Short problem -
Transcribe all the entries word for word, but omit the images.

**** Records for this task ****

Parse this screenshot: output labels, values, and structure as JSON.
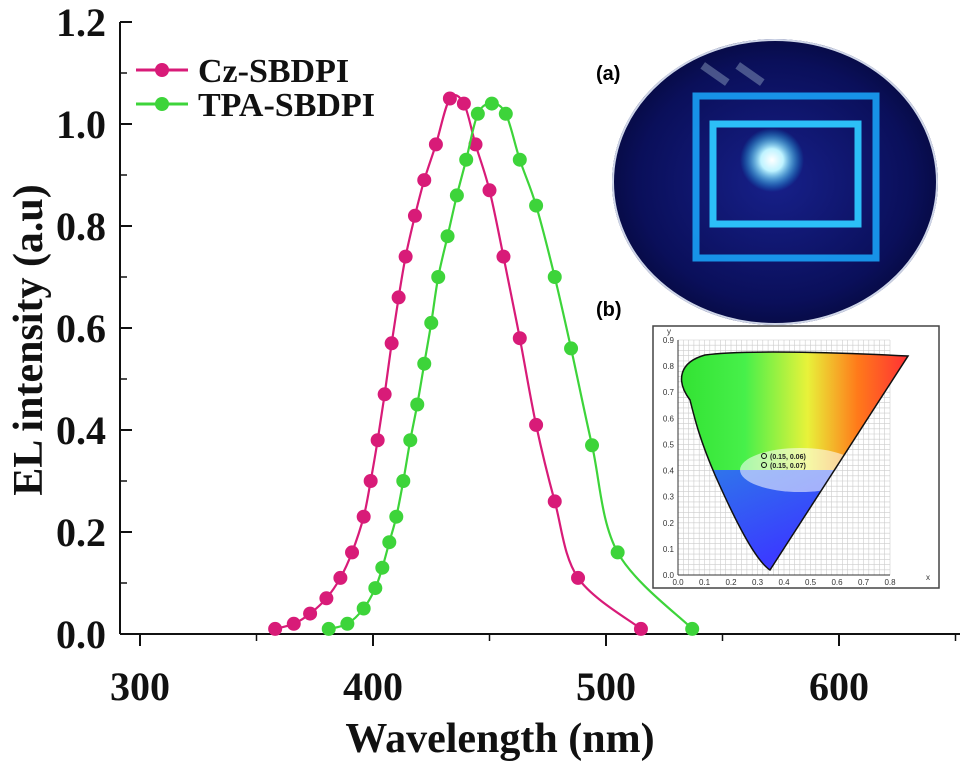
{
  "colors": {
    "cz": "#d81b78",
    "tpa": "#3dd43a",
    "axis": "#111111"
  },
  "insets": {
    "a_label": "(a)",
    "b_label": "(b)",
    "cie": {
      "x_axis_label": "x",
      "y_axis_label": "y",
      "x_ticks": [
        "0.0",
        "0.1",
        "0.2",
        "0.3",
        "0.4",
        "0.5",
        "0.6",
        "0.7",
        "0.8"
      ],
      "y_ticks": [
        "0.0",
        "0.1",
        "0.2",
        "0.3",
        "0.4",
        "0.5",
        "0.6",
        "0.7",
        "0.8",
        "0.9"
      ],
      "coord_1": "(0.15, 0.06)",
      "coord_2": "(0.15, 0.07)"
    }
  },
  "chart_data": {
    "type": "line",
    "title": "",
    "xlabel": "Wavelength (nm)",
    "ylabel": "EL intensity (a.u)",
    "xlim": [
      300,
      650
    ],
    "ylim": [
      0,
      1.2
    ],
    "x_ticks": [
      300,
      400,
      500,
      600
    ],
    "x_tick_labels": [
      "300",
      "400",
      "500",
      "600"
    ],
    "y_ticks": [
      0.0,
      0.2,
      0.4,
      0.6,
      0.8,
      1.0,
      1.2
    ],
    "y_tick_labels": [
      "0.0",
      "0.2",
      "0.4",
      "0.6",
      "0.8",
      "1.0",
      "1.2"
    ],
    "legend_position": "top-left",
    "series": [
      {
        "name": "Cz-SBDPI",
        "color": "#d81b78",
        "x": [
          358,
          366,
          373,
          380,
          386,
          391,
          396,
          399,
          402,
          405,
          408,
          411,
          414,
          418,
          422,
          427,
          433,
          439,
          444,
          450,
          456,
          463,
          470,
          478,
          488,
          515
        ],
        "y": [
          0.01,
          0.02,
          0.04,
          0.07,
          0.11,
          0.16,
          0.23,
          0.3,
          0.38,
          0.47,
          0.57,
          0.66,
          0.74,
          0.82,
          0.89,
          0.96,
          1.05,
          1.04,
          0.96,
          0.87,
          0.74,
          0.58,
          0.41,
          0.26,
          0.11,
          0.01
        ],
        "marker": "circle"
      },
      {
        "name": "TPA-SBDPI",
        "color": "#3dd43a",
        "x": [
          381,
          389,
          396,
          401,
          404,
          407,
          410,
          413,
          416,
          419,
          422,
          425,
          428,
          432,
          436,
          440,
          445,
          451,
          457,
          463,
          470,
          478,
          485,
          494,
          505,
          537
        ],
        "y": [
          0.01,
          0.02,
          0.05,
          0.09,
          0.13,
          0.18,
          0.23,
          0.3,
          0.38,
          0.45,
          0.53,
          0.61,
          0.7,
          0.78,
          0.86,
          0.93,
          1.02,
          1.04,
          1.02,
          0.93,
          0.84,
          0.7,
          0.56,
          0.37,
          0.16,
          0.01
        ],
        "marker": "circle"
      }
    ]
  }
}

****

Response to this exercise -
Parse this screenshot: output labels, values, and structure as JSON.
{
  "colors": {
    "cz": "#d81b78",
    "tpa": "#3dd43a",
    "axis": "#111111"
  },
  "insets": {
    "a_label": "(a)",
    "b_label": "(b)",
    "cie": {
      "x_axis_label": "x",
      "y_axis_label": "y",
      "x_ticks": [
        "0.0",
        "0.1",
        "0.2",
        "0.3",
        "0.4",
        "0.5",
        "0.6",
        "0.7",
        "0.8"
      ],
      "y_ticks": [
        "0.0",
        "0.1",
        "0.2",
        "0.3",
        "0.4",
        "0.5",
        "0.6",
        "0.7",
        "0.8",
        "0.9"
      ],
      "coord_1": "(0.15, 0.06)",
      "coord_2": "(0.15, 0.07)"
    }
  },
  "chart_data": {
    "type": "line",
    "title": "",
    "xlabel": "Wavelength (nm)",
    "ylabel": "EL intensity (a.u)",
    "xlim": [
      300,
      650
    ],
    "ylim": [
      0,
      1.2
    ],
    "x_ticks": [
      300,
      400,
      500,
      600
    ],
    "x_tick_labels": [
      "300",
      "400",
      "500",
      "600"
    ],
    "y_ticks": [
      0.0,
      0.2,
      0.4,
      0.6,
      0.8,
      1.0,
      1.2
    ],
    "y_tick_labels": [
      "0.0",
      "0.2",
      "0.4",
      "0.6",
      "0.8",
      "1.0",
      "1.2"
    ],
    "legend_position": "top-left",
    "series": [
      {
        "name": "Cz-SBDPI",
        "color": "#d81b78",
        "x": [
          358,
          366,
          373,
          380,
          386,
          391,
          396,
          399,
          402,
          405,
          408,
          411,
          414,
          418,
          422,
          427,
          433,
          439,
          444,
          450,
          456,
          463,
          470,
          478,
          488,
          515
        ],
        "y": [
          0.01,
          0.02,
          0.04,
          0.07,
          0.11,
          0.16,
          0.23,
          0.3,
          0.38,
          0.47,
          0.57,
          0.66,
          0.74,
          0.82,
          0.89,
          0.96,
          1.05,
          1.04,
          0.96,
          0.87,
          0.74,
          0.58,
          0.41,
          0.26,
          0.11,
          0.01
        ],
        "marker": "circle"
      },
      {
        "name": "TPA-SBDPI",
        "color": "#3dd43a",
        "x": [
          381,
          389,
          396,
          401,
          404,
          407,
          410,
          413,
          416,
          419,
          422,
          425,
          428,
          432,
          436,
          440,
          445,
          451,
          457,
          463,
          470,
          478,
          485,
          494,
          505,
          537
        ],
        "y": [
          0.01,
          0.02,
          0.05,
          0.09,
          0.13,
          0.18,
          0.23,
          0.3,
          0.38,
          0.45,
          0.53,
          0.61,
          0.7,
          0.78,
          0.86,
          0.93,
          1.02,
          1.04,
          1.02,
          0.93,
          0.84,
          0.7,
          0.56,
          0.37,
          0.16,
          0.01
        ],
        "marker": "circle"
      }
    ]
  }
}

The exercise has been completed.